## begin RECORDS TO PROCESS

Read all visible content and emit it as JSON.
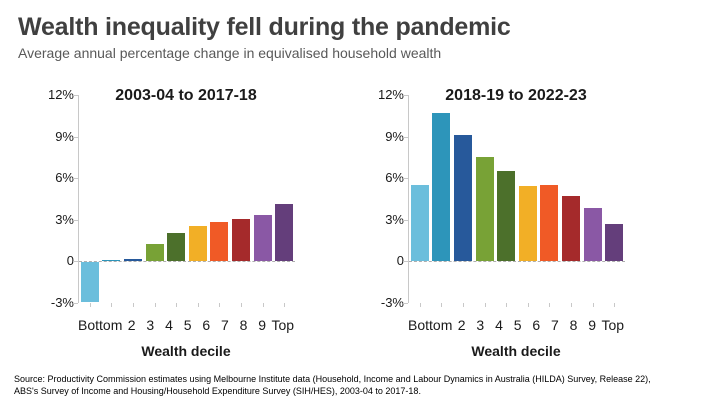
{
  "header": {
    "title": "Wealth inequality fell during the pandemic",
    "subtitle": "Average annual percentage change in equivalised household wealth"
  },
  "palette": [
    "#6BBEDC",
    "#2D95BA",
    "#27599B",
    "#78A236",
    "#4C702B",
    "#F2AF26",
    "#F05A26",
    "#A52A2B",
    "#8A58A5",
    "#643E7B"
  ],
  "axis": {
    "ylim": [
      -3,
      12
    ],
    "yticks": [
      {
        "value": 12,
        "label": "12%"
      },
      {
        "value": 9,
        "label": "9%"
      },
      {
        "value": 6,
        "label": "6%"
      },
      {
        "value": 3,
        "label": "3%"
      },
      {
        "value": 0,
        "label": "0"
      },
      {
        "value": -3,
        "label": "-3%"
      }
    ]
  },
  "chart_data": [
    {
      "type": "bar",
      "title": "2003-04 to 2017-18",
      "xlabel": "Wealth decile",
      "ylabel": "",
      "categories": [
        "Bottom",
        "2",
        "3",
        "4",
        "5",
        "6",
        "7",
        "8",
        "9",
        "Top"
      ],
      "values": [
        -2.9,
        0.05,
        0.15,
        1.2,
        2.0,
        2.5,
        2.8,
        3.0,
        3.3,
        4.1
      ],
      "ylim": [
        -3,
        12
      ],
      "grid": false,
      "zero_line": "dashed",
      "legend": "none"
    },
    {
      "type": "bar",
      "title": "2018-19 to 2022-23",
      "xlabel": "Wealth decile",
      "ylabel": "",
      "categories": [
        "Bottom",
        "2",
        "3",
        "4",
        "5",
        "6",
        "7",
        "8",
        "9",
        "Top"
      ],
      "values": [
        5.5,
        10.7,
        9.1,
        7.5,
        6.5,
        5.4,
        5.5,
        4.7,
        3.8,
        2.7
      ],
      "ylim": [
        -3,
        12
      ],
      "grid": false,
      "zero_line": "dashed",
      "legend": "none"
    }
  ],
  "footer": {
    "source_lines": [
      "Source: Productivity Commission estimates using Melbourne Institute data (Household, Income and Labour Dynamics in Australia (HILDA) Survey, Release 22),",
      "ABS's Survey of Income and Housing/Household Expenditure Survey (SIH/HES), 2003-04 to 2017-18."
    ]
  }
}
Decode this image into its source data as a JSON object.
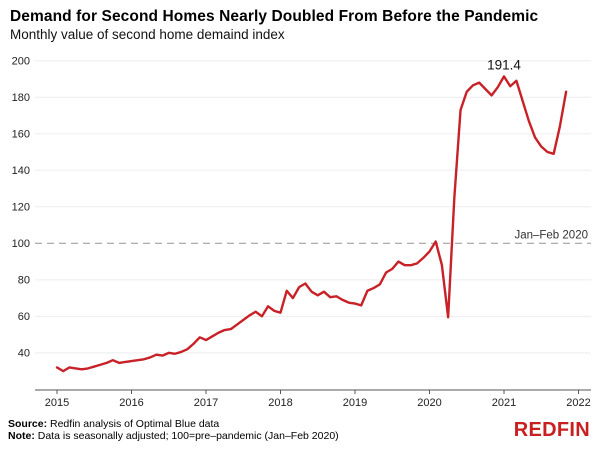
{
  "header": {
    "title": "Demand for Second Homes Nearly Doubled From Before the Pandemic",
    "subtitle": "Monthly value of second home demaind index"
  },
  "footer": {
    "source_label": "Source:",
    "source_text": " Redfin analysis of Optimal Blue data",
    "note_label": "Note:",
    "note_text": " Data is seasonally adjusted; 100=pre–pandemic (Jan–Feb 2020)",
    "brand": "REDFIN"
  },
  "colors": {
    "line": "#c82127",
    "brand": "#c82021",
    "grid": "#ededed",
    "ref_line": "#a3a3a3",
    "axis": "#555555",
    "tick_text": "#222222",
    "annotation_text": "#111111"
  },
  "chart_data": {
    "type": "line",
    "title": "Demand for Second Homes Nearly Doubled From Before the Pandemic",
    "subtitle": "Monthly value of second home demaind index",
    "x_start": "2015-01",
    "x_interval": "month",
    "x_ticks": [
      2015,
      2016,
      2017,
      2018,
      2019,
      2020,
      2021,
      2022
    ],
    "y_ticks": [
      40,
      60,
      80,
      100,
      120,
      140,
      160,
      180,
      200
    ],
    "ylim": [
      20,
      205
    ],
    "grid": true,
    "legend": "none",
    "reference_line": {
      "value": 100,
      "label": "Jan–Feb 2020"
    },
    "annotation": {
      "text": "191.4",
      "month": "2021-01",
      "value": 191.4
    },
    "series": [
      {
        "name": "Second home demand index",
        "values": [
          32,
          30,
          32,
          31.5,
          31,
          31.5,
          32.5,
          33.5,
          34.5,
          36,
          34.5,
          35,
          35.5,
          36,
          36.5,
          37.5,
          39,
          38.5,
          40,
          39.5,
          40.5,
          42,
          45,
          48.5,
          47,
          49,
          51,
          52.5,
          53,
          55.5,
          58,
          60.5,
          62.5,
          60,
          65.5,
          63,
          62,
          74,
          70,
          76,
          78,
          73.5,
          71.5,
          73.5,
          70.5,
          71,
          69,
          67.5,
          67,
          66,
          74,
          75.5,
          77.5,
          84,
          86,
          90,
          88,
          88,
          89,
          92,
          95.5,
          101,
          88,
          59.5,
          125,
          173,
          183,
          186.5,
          188,
          184.5,
          181,
          185.5,
          191.4,
          186,
          189,
          178,
          167,
          158,
          153,
          150,
          149,
          164,
          183
        ]
      }
    ]
  }
}
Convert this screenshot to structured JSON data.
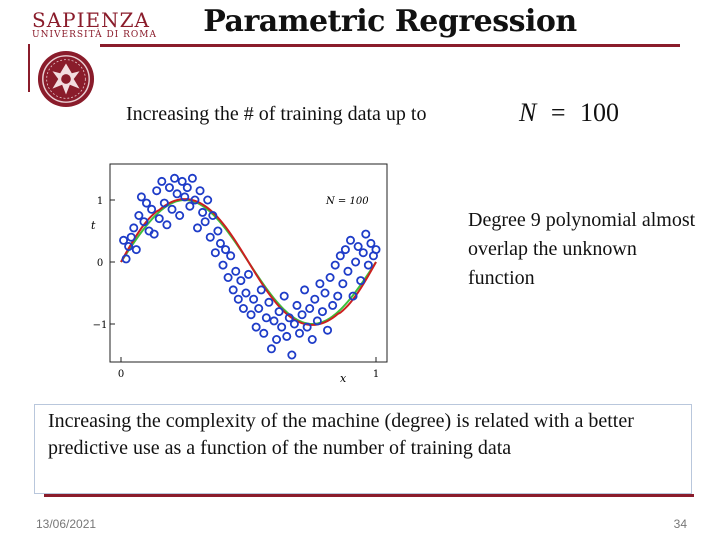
{
  "logo": {
    "name": "SAPIENZA",
    "subtitle": "UNIVERSITÀ DI ROMA"
  },
  "slide": {
    "title": "Parametric Regression",
    "subtitle": "Increasing the # of training data up to",
    "formula": {
      "lhs": "N",
      "eq": "=",
      "rhs": "100"
    },
    "side_note": "Degree 9 polynomial almost overlap the unknown function",
    "box_text": "Increasing the complexity of the machine (degree) is related with a better predictive use as a function of the number of training data",
    "date": "13/06/2021",
    "page": "34"
  },
  "colors": {
    "accent": "#8a1c2b",
    "points": "#1e3cc8",
    "fit": "#cc2020",
    "truth": "#3cbf3c"
  },
  "chart_data": {
    "type": "scatter",
    "annotation": "N = 100",
    "xlabel": "x",
    "ylabel": "t",
    "xlim": [
      0,
      1
    ],
    "ylim": [
      -1.5,
      1.5
    ],
    "x_ticks": [
      "0",
      "1"
    ],
    "y_ticks": [
      "1",
      "0",
      "−1"
    ],
    "series": [
      {
        "type": "scatter",
        "x": [
          0.01,
          0.02,
          0.03,
          0.04,
          0.05,
          0.06,
          0.07,
          0.08,
          0.09,
          0.1,
          0.11,
          0.12,
          0.13,
          0.14,
          0.15,
          0.16,
          0.17,
          0.18,
          0.19,
          0.2,
          0.21,
          0.22,
          0.23,
          0.24,
          0.25,
          0.26,
          0.27,
          0.28,
          0.29,
          0.3,
          0.31,
          0.32,
          0.33,
          0.34,
          0.35,
          0.36,
          0.37,
          0.38,
          0.39,
          0.4,
          0.41,
          0.42,
          0.43,
          0.44,
          0.45,
          0.46,
          0.47,
          0.48,
          0.49,
          0.5,
          0.51,
          0.52,
          0.53,
          0.54,
          0.55,
          0.56,
          0.57,
          0.58,
          0.59,
          0.6,
          0.61,
          0.62,
          0.63,
          0.64,
          0.65,
          0.66,
          0.67,
          0.68,
          0.69,
          0.7,
          0.71,
          0.72,
          0.73,
          0.74,
          0.75,
          0.76,
          0.77,
          0.78,
          0.79,
          0.8,
          0.81,
          0.82,
          0.83,
          0.84,
          0.85,
          0.86,
          0.87,
          0.88,
          0.89,
          0.9,
          0.91,
          0.92,
          0.93,
          0.94,
          0.95,
          0.96,
          0.97,
          0.98,
          0.99,
          1.0
        ],
        "y": [
          0.35,
          0.05,
          0.25,
          0.4,
          0.55,
          0.2,
          0.75,
          1.05,
          0.65,
          0.95,
          0.5,
          0.85,
          0.45,
          1.15,
          0.7,
          1.3,
          0.95,
          0.6,
          1.2,
          0.85,
          1.35,
          1.1,
          0.75,
          1.3,
          1.05,
          1.2,
          0.9,
          1.35,
          1.0,
          0.55,
          1.15,
          0.8,
          0.65,
          1.0,
          0.4,
          0.75,
          0.15,
          0.5,
          0.3,
          -0.05,
          0.2,
          -0.25,
          0.1,
          -0.45,
          -0.15,
          -0.6,
          -0.3,
          -0.75,
          -0.5,
          -0.2,
          -0.85,
          -0.6,
          -1.05,
          -0.75,
          -0.45,
          -1.15,
          -0.9,
          -0.65,
          -1.4,
          -0.95,
          -1.25,
          -0.8,
          -1.05,
          -0.55,
          -1.2,
          -0.9,
          -1.5,
          -1.0,
          -0.7,
          -1.15,
          -0.85,
          -0.45,
          -1.05,
          -0.75,
          -1.25,
          -0.6,
          -0.95,
          -0.35,
          -0.8,
          -0.5,
          -1.1,
          -0.25,
          -0.7,
          -0.05,
          -0.55,
          0.1,
          -0.35,
          0.2,
          -0.15,
          0.35,
          -0.55,
          0.0,
          0.25,
          -0.3,
          0.15,
          0.45,
          -0.05,
          0.3,
          0.1,
          0.2
        ]
      },
      {
        "name": "fit",
        "type": "line",
        "function": "degree 9 polynomial"
      },
      {
        "name": "truth",
        "type": "line",
        "function": "sin(2πx)"
      }
    ]
  }
}
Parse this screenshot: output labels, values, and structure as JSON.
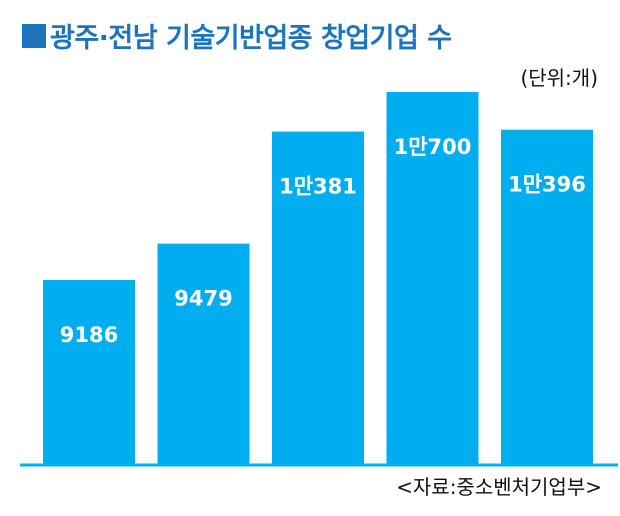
{
  "title": "광주·전남 기술기반업종 창업기업 수",
  "title_marker": "■",
  "unit_label": "(단위:개)",
  "source_label": "<자료:중소벤처기업부>",
  "colors": {
    "bar": "#00AEEF",
    "title": "#1C75BC",
    "baseline": "#00AEEF"
  },
  "chart_data": {
    "type": "bar",
    "title": "광주·전남 기술기반업종 창업기업 수",
    "values": [
      9186,
      9479,
      10381,
      10700,
      10396
    ],
    "data_labels": [
      "9186",
      "9479",
      "1만381",
      "1만700",
      "1만396"
    ],
    "unit": "개"
  }
}
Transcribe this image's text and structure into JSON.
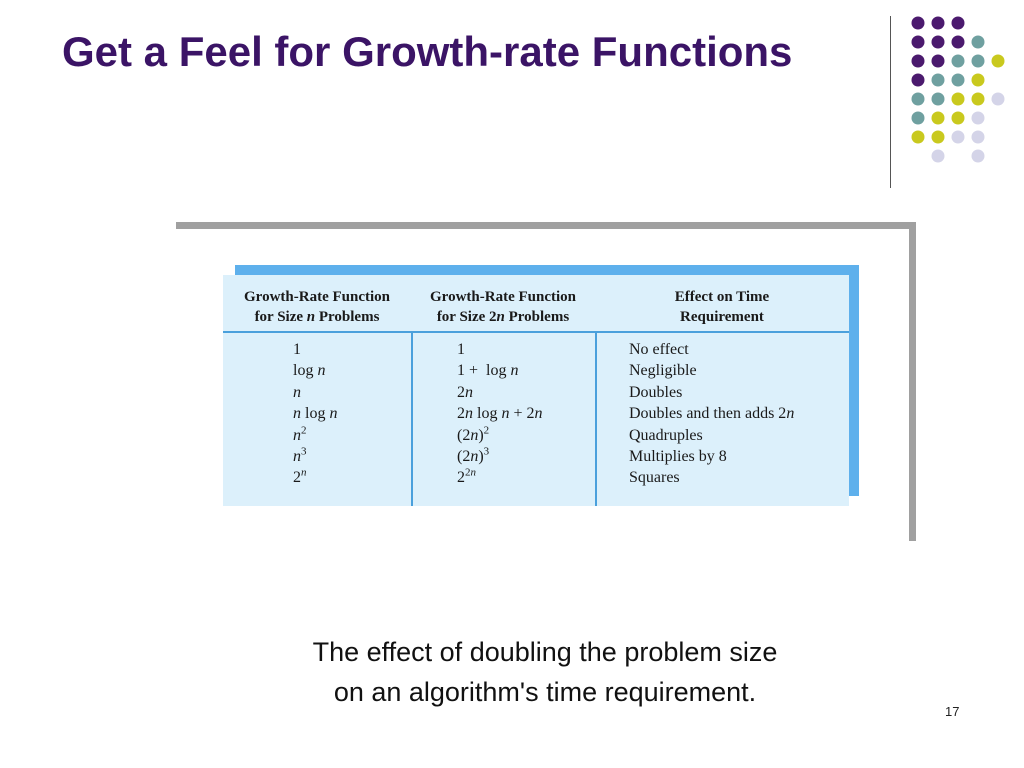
{
  "title": "Get a Feel for Growth-rate Functions",
  "table": {
    "headers": [
      [
        "Growth-Rate Function",
        "for Size n Problems"
      ],
      [
        "Growth-Rate Function",
        "for Size 2n Problems"
      ],
      [
        "Effect on Time",
        "Requirement"
      ]
    ],
    "columns": [
      [
        "1",
        "log n",
        "n",
        "n log n",
        {
          "base": "n",
          "sup": "2"
        },
        {
          "base": "n",
          "sup": "3"
        },
        {
          "base": "2",
          "sup": "n"
        }
      ],
      [
        "1",
        "1 +  log n",
        "2n",
        "2n log n + 2n",
        {
          "base": "(2n)",
          "sup": "2"
        },
        {
          "base": "(2n)",
          "sup": "3"
        },
        {
          "base": "2",
          "sup": "2n"
        }
      ],
      [
        "No effect",
        "Negligible",
        "Doubles",
        "Doubles and then adds 2n",
        "Quadruples",
        "Multiplies by 8",
        "Squares"
      ]
    ]
  },
  "caption": [
    "The effect of doubling the problem size",
    "on an algorithm's time requirement."
  ],
  "page_number": "17"
}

## end RECORDS TO PROCESS

- EXERCISE PROMPT:
Report the number of lines holding the string "this", without any other words.

- REPLY TO THE EXERCISE:
4